Exercise goal:
Copy every record exactly, and keep the pictures out.

#####

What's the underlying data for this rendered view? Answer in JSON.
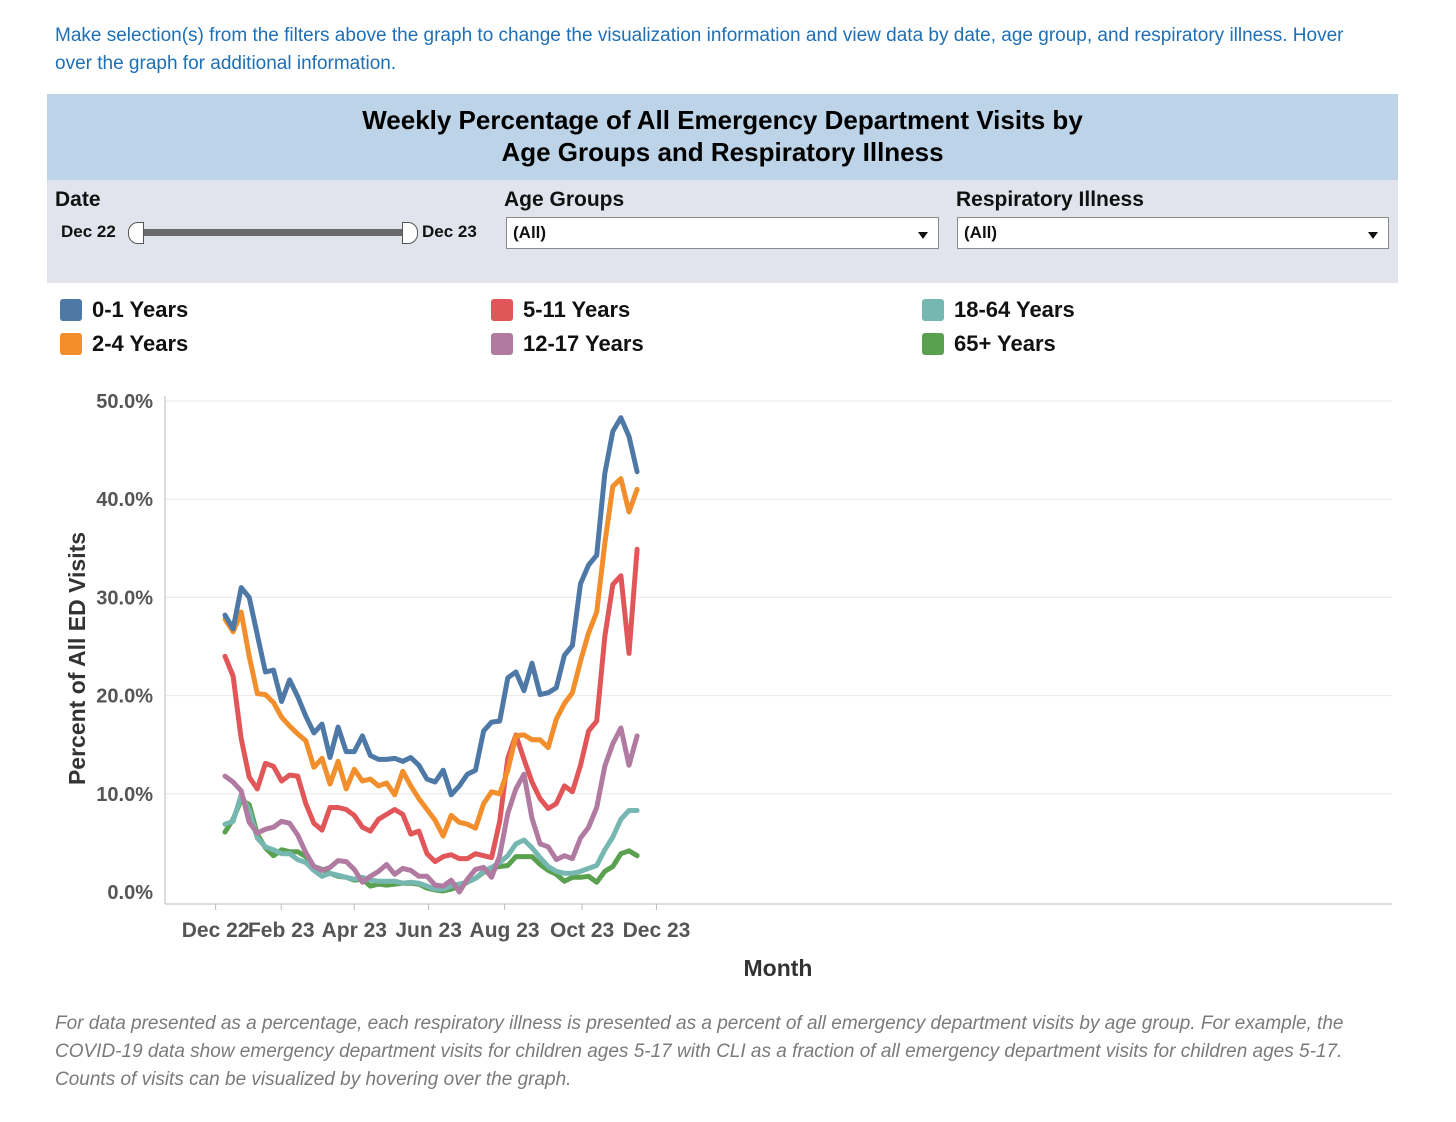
{
  "intro_text": "Make selection(s) from the filters above the graph to change the visualization information and view data by date, age group, and respiratory illness. Hover over the graph for additional information.",
  "header": {
    "title_line1": "Weekly Percentage of All Emergency Department Visits by",
    "title_line2": "Age Groups and Respiratory Illness"
  },
  "filters": {
    "date": {
      "label": "Date",
      "start": "Dec 22",
      "end": "Dec 23"
    },
    "age_groups": {
      "label": "Age Groups",
      "selected": "(All)"
    },
    "respiratory_illness": {
      "label": "Respiratory Illness",
      "selected": "(All)"
    }
  },
  "legend": [
    {
      "label": "0-1 Years",
      "color": "#4e79a7"
    },
    {
      "label": "2-4 Years",
      "color": "#f28e2b"
    },
    {
      "label": "5-11 Years",
      "color": "#e15759"
    },
    {
      "label": "12-17 Years",
      "color": "#b07aa1"
    },
    {
      "label": "18-64 Years",
      "color": "#76b7b2"
    },
    {
      "label": "65+ Years",
      "color": "#59a14f"
    }
  ],
  "chart_data": {
    "type": "line",
    "xlabel": "Month",
    "ylabel": "Percent of All ED Visits",
    "ylim": [
      0,
      50
    ],
    "y_ticks": [
      "0.0%",
      "10.0%",
      "20.0%",
      "30.0%",
      "40.0%",
      "50.0%"
    ],
    "x_ticks": [
      "Dec 22",
      "Feb 23",
      "Apr 23",
      "Jun 23",
      "Aug 23",
      "Oct 23",
      "Dec 23"
    ],
    "grid": true,
    "x_weeks": 55,
    "series": [
      {
        "name": "0-1 Years",
        "color": "#4e79a7",
        "values": [
          28.2,
          26.8,
          31.0,
          30.0,
          26.2,
          22.4,
          22.6,
          19.4,
          21.6,
          19.9,
          17.9,
          16.2,
          17.1,
          13.7,
          16.8,
          14.3,
          14.3,
          15.9,
          13.9,
          13.5,
          13.5,
          13.6,
          13.3,
          13.7,
          12.9,
          11.5,
          11.2,
          12.4,
          9.9,
          10.8,
          12.0,
          12.4,
          16.4,
          17.3,
          17.4,
          21.8,
          22.4,
          20.5,
          23.3,
          20.1,
          20.3,
          20.8,
          24.1,
          25.1,
          31.4,
          33.3,
          34.3,
          42.6,
          46.9,
          48.3,
          46.4,
          42.8
        ]
      },
      {
        "name": "2-4 Years",
        "color": "#f28e2b",
        "values": [
          27.8,
          26.5,
          28.5,
          24.0,
          20.2,
          20.1,
          19.3,
          17.8,
          16.9,
          16.1,
          15.4,
          12.7,
          13.6,
          11.0,
          13.3,
          10.5,
          12.5,
          11.3,
          11.5,
          10.8,
          11.1,
          9.9,
          12.3,
          10.8,
          9.5,
          8.4,
          7.3,
          5.7,
          7.8,
          7.1,
          6.9,
          6.5,
          9.0,
          10.2,
          10.0,
          12.4,
          15.9,
          16.0,
          15.5,
          15.5,
          14.7,
          17.6,
          19.2,
          20.3,
          23.5,
          26.4,
          28.5,
          35.5,
          41.3,
          42.1,
          38.7,
          41.0
        ]
      },
      {
        "name": "5-11 Years",
        "color": "#e15759",
        "values": [
          24.0,
          22.0,
          15.6,
          11.7,
          10.5,
          13.1,
          12.8,
          11.3,
          11.9,
          11.8,
          9.0,
          7.0,
          6.3,
          8.6,
          8.6,
          8.4,
          7.8,
          6.6,
          6.2,
          7.4,
          7.9,
          8.4,
          7.9,
          5.9,
          6.2,
          3.9,
          3.1,
          3.6,
          3.8,
          3.4,
          3.4,
          3.9,
          3.7,
          3.5,
          7.2,
          13.6,
          16.0,
          13.5,
          11.2,
          9.5,
          8.5,
          9.0,
          10.8,
          10.2,
          12.9,
          16.4,
          17.4,
          26.0,
          31.3,
          32.2,
          24.3,
          34.9
        ]
      },
      {
        "name": "12-17 Years",
        "color": "#b07aa1",
        "values": [
          11.8,
          11.2,
          10.3,
          7.1,
          6.0,
          6.4,
          6.6,
          7.2,
          7.0,
          5.8,
          4.0,
          2.6,
          2.2,
          2.5,
          3.2,
          3.1,
          2.3,
          1.0,
          1.6,
          2.1,
          2.8,
          1.8,
          2.4,
          2.2,
          1.6,
          1.6,
          0.7,
          0.6,
          1.2,
          0.0,
          1.3,
          2.3,
          2.5,
          1.5,
          3.7,
          8.0,
          10.5,
          12.0,
          7.5,
          4.9,
          4.6,
          3.3,
          3.7,
          3.4,
          5.5,
          6.6,
          8.6,
          12.8,
          15.1,
          16.7,
          12.9,
          15.9
        ]
      },
      {
        "name": "18-64 Years",
        "color": "#76b7b2",
        "values": [
          6.9,
          7.2,
          9.9,
          8.3,
          5.5,
          4.6,
          4.3,
          3.9,
          3.9,
          3.3,
          3.0,
          2.2,
          1.6,
          1.9,
          1.7,
          1.5,
          1.3,
          1.5,
          1.2,
          1.1,
          1.1,
          1.1,
          0.9,
          1.0,
          0.9,
          0.6,
          0.3,
          0.3,
          0.6,
          0.8,
          1.0,
          1.4,
          2.1,
          2.5,
          3.0,
          3.7,
          4.9,
          5.3,
          4.5,
          3.5,
          2.6,
          2.1,
          1.9,
          1.9,
          2.1,
          2.4,
          2.7,
          4.3,
          5.6,
          7.4,
          8.3,
          8.3
        ]
      },
      {
        "name": "65+ Years",
        "color": "#59a14f",
        "values": [
          6.1,
          7.4,
          9.4,
          8.9,
          5.9,
          4.5,
          3.7,
          4.3,
          4.1,
          4.1,
          3.6,
          2.6,
          2.3,
          1.9,
          1.6,
          1.5,
          1.2,
          1.3,
          0.6,
          0.8,
          0.7,
          0.8,
          0.9,
          0.9,
          0.8,
          0.4,
          0.2,
          0.1,
          0.3,
          0.6,
          1.0,
          1.4,
          2.0,
          2.4,
          2.6,
          2.7,
          3.6,
          3.6,
          3.6,
          2.8,
          2.2,
          1.8,
          1.1,
          1.5,
          1.5,
          1.6,
          1.0,
          2.1,
          2.6,
          3.9,
          4.2,
          3.7
        ]
      }
    ]
  },
  "footnote": "For data presented as a percentage, each respiratory illness is presented as a percent of all emergency department visits by age group. For example, the COVID-19 data show emergency department visits for children ages 5-17 with CLI as a fraction of all emergency department visits for children ages 5-17. Counts of visits can be visualized by hovering over the graph."
}
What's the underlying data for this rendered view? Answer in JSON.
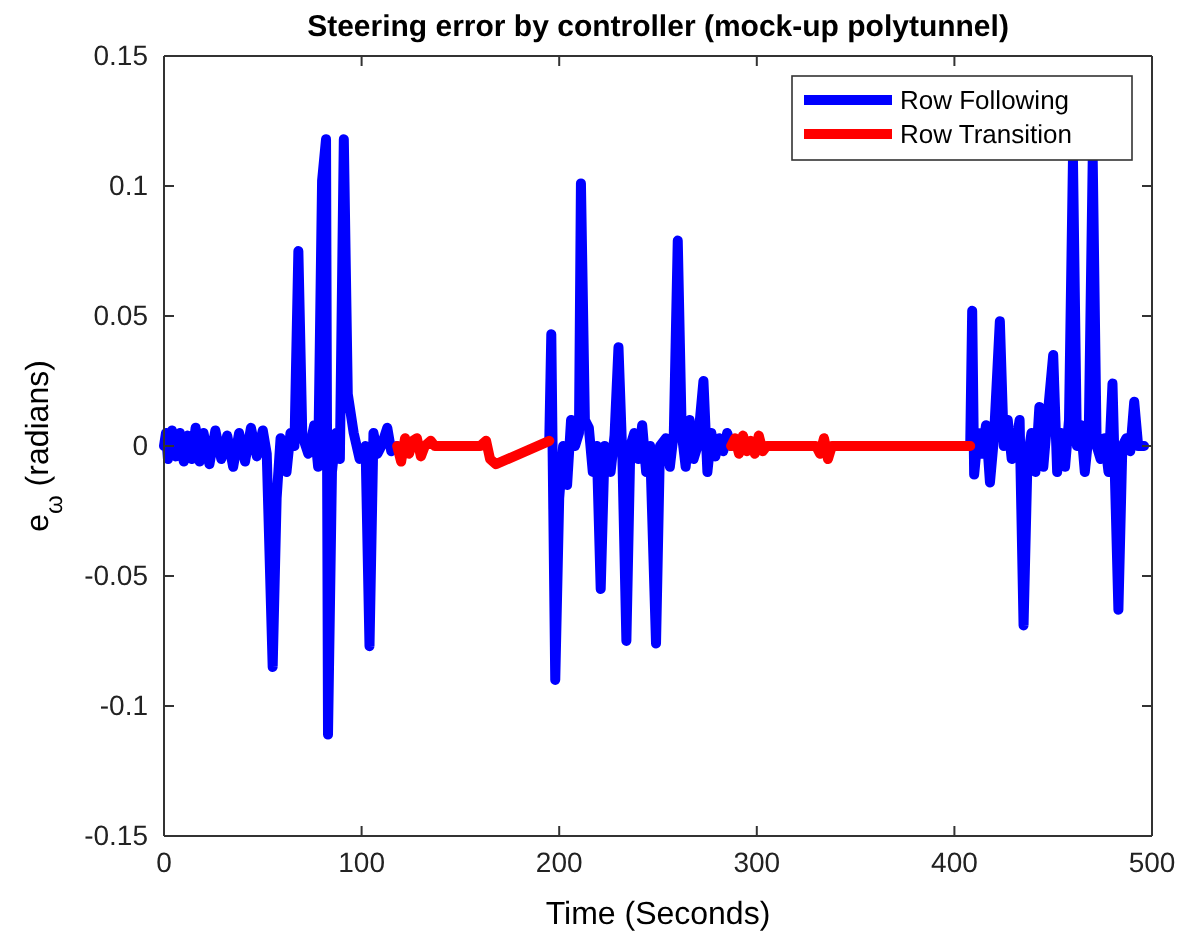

#####

Solved exercise:
What's the underlying data for this rendered view? Answer in JSON.
{
  "intro_text": "Make selection(s) from the filters above the graph to change the visualization information and view data by date, age group, and respiratory illness. Hover over the graph for additional information.",
  "header": {
    "title_line1": "Weekly Percentage of All Emergency Department Visits by",
    "title_line2": "Age Groups and Respiratory Illness"
  },
  "filters": {
    "date": {
      "label": "Date",
      "start": "Dec 22",
      "end": "Dec 23"
    },
    "age_groups": {
      "label": "Age Groups",
      "selected": "(All)"
    },
    "respiratory_illness": {
      "label": "Respiratory Illness",
      "selected": "(All)"
    }
  },
  "legend": [
    {
      "label": "0-1 Years",
      "color": "#4e79a7"
    },
    {
      "label": "2-4 Years",
      "color": "#f28e2b"
    },
    {
      "label": "5-11 Years",
      "color": "#e15759"
    },
    {
      "label": "12-17 Years",
      "color": "#b07aa1"
    },
    {
      "label": "18-64 Years",
      "color": "#76b7b2"
    },
    {
      "label": "65+ Years",
      "color": "#59a14f"
    }
  ],
  "chart_data": {
    "type": "line",
    "xlabel": "Month",
    "ylabel": "Percent of All ED Visits",
    "ylim": [
      0,
      50
    ],
    "y_ticks": [
      "0.0%",
      "10.0%",
      "20.0%",
      "30.0%",
      "40.0%",
      "50.0%"
    ],
    "x_ticks": [
      "Dec 22",
      "Feb 23",
      "Apr 23",
      "Jun 23",
      "Aug 23",
      "Oct 23",
      "Dec 23"
    ],
    "grid": true,
    "x_weeks": 55,
    "series": [
      {
        "name": "0-1 Years",
        "color": "#4e79a7",
        "values": [
          28.2,
          26.8,
          31.0,
          30.0,
          26.2,
          22.4,
          22.6,
          19.4,
          21.6,
          19.9,
          17.9,
          16.2,
          17.1,
          13.7,
          16.8,
          14.3,
          14.3,
          15.9,
          13.9,
          13.5,
          13.5,
          13.6,
          13.3,
          13.7,
          12.9,
          11.5,
          11.2,
          12.4,
          9.9,
          10.8,
          12.0,
          12.4,
          16.4,
          17.3,
          17.4,
          21.8,
          22.4,
          20.5,
          23.3,
          20.1,
          20.3,
          20.8,
          24.1,
          25.1,
          31.4,
          33.3,
          34.3,
          42.6,
          46.9,
          48.3,
          46.4,
          42.8
        ]
      },
      {
        "name": "2-4 Years",
        "color": "#f28e2b",
        "values": [
          27.8,
          26.5,
          28.5,
          24.0,
          20.2,
          20.1,
          19.3,
          17.8,
          16.9,
          16.1,
          15.4,
          12.7,
          13.6,
          11.0,
          13.3,
          10.5,
          12.5,
          11.3,
          11.5,
          10.8,
          11.1,
          9.9,
          12.3,
          10.8,
          9.5,
          8.4,
          7.3,
          5.7,
          7.8,
          7.1,
          6.9,
          6.5,
          9.0,
          10.2,
          10.0,
          12.4,
          15.9,
          16.0,
          15.5,
          15.5,
          14.7,
          17.6,
          19.2,
          20.3,
          23.5,
          26.4,
          28.5,
          35.5,
          41.3,
          42.1,
          38.7,
          41.0
        ]
      },
      {
        "name": "5-11 Years",
        "color": "#e15759",
        "values": [
          24.0,
          22.0,
          15.6,
          11.7,
          10.5,
          13.1,
          12.8,
          11.3,
          11.9,
          11.8,
          9.0,
          7.0,
          6.3,
          8.6,
          8.6,
          8.4,
          7.8,
          6.6,
          6.2,
          7.4,
          7.9,
          8.4,
          7.9,
          5.9,
          6.2,
          3.9,
          3.1,
          3.6,
          3.8,
          3.4,
          3.4,
          3.9,
          3.7,
          3.5,
          7.2,
          13.6,
          16.0,
          13.5,
          11.2,
          9.5,
          8.5,
          9.0,
          10.8,
          10.2,
          12.9,
          16.4,
          17.4,
          26.0,
          31.3,
          32.2,
          24.3,
          34.9
        ]
      },
      {
        "name": "12-17 Years",
        "color": "#b07aa1",
        "values": [
          11.8,
          11.2,
          10.3,
          7.1,
          6.0,
          6.4,
          6.6,
          7.2,
          7.0,
          5.8,
          4.0,
          2.6,
          2.2,
          2.5,
          3.2,
          3.1,
          2.3,
          1.0,
          1.6,
          2.1,
          2.8,
          1.8,
          2.4,
          2.2,
          1.6,
          1.6,
          0.7,
          0.6,
          1.2,
          0.0,
          1.3,
          2.3,
          2.5,
          1.5,
          3.7,
          8.0,
          10.5,
          12.0,
          7.5,
          4.9,
          4.6,
          3.3,
          3.7,
          3.4,
          5.5,
          6.6,
          8.6,
          12.8,
          15.1,
          16.7,
          12.9,
          15.9
        ]
      },
      {
        "name": "18-64 Years",
        "color": "#76b7b2",
        "values": [
          6.9,
          7.2,
          9.9,
          8.3,
          5.5,
          4.6,
          4.3,
          3.9,
          3.9,
          3.3,
          3.0,
          2.2,
          1.6,
          1.9,
          1.7,
          1.5,
          1.3,
          1.5,
          1.2,
          1.1,
          1.1,
          1.1,
          0.9,
          1.0,
          0.9,
          0.6,
          0.3,
          0.3,
          0.6,
          0.8,
          1.0,
          1.4,
          2.1,
          2.5,
          3.0,
          3.7,
          4.9,
          5.3,
          4.5,
          3.5,
          2.6,
          2.1,
          1.9,
          1.9,
          2.1,
          2.4,
          2.7,
          4.3,
          5.6,
          7.4,
          8.3,
          8.3
        ]
      },
      {
        "name": "65+ Years",
        "color": "#59a14f",
        "values": [
          6.1,
          7.4,
          9.4,
          8.9,
          5.9,
          4.5,
          3.7,
          4.3,
          4.1,
          4.1,
          3.6,
          2.6,
          2.3,
          1.9,
          1.6,
          1.5,
          1.2,
          1.3,
          0.6,
          0.8,
          0.7,
          0.8,
          0.9,
          0.9,
          0.8,
          0.4,
          0.2,
          0.1,
          0.3,
          0.6,
          1.0,
          1.4,
          2.0,
          2.4,
          2.6,
          2.7,
          3.6,
          3.6,
          3.6,
          2.8,
          2.2,
          1.8,
          1.1,
          1.5,
          1.5,
          1.6,
          1.0,
          2.1,
          2.6,
          3.9,
          4.2,
          3.7
        ]
      }
    ]
  },
  "footnote": "For data presented as a percentage, each respiratory illness is presented as a percent of all emergency department visits by age group. For example, the COVID-19 data show emergency department visits for children ages 5-17 with CLI as a fraction of all emergency department visits for children ages 5-17. Counts of visits can be visualized by hovering over the graph."
}
What's the underlying data for this rendered view? Answer in JSON.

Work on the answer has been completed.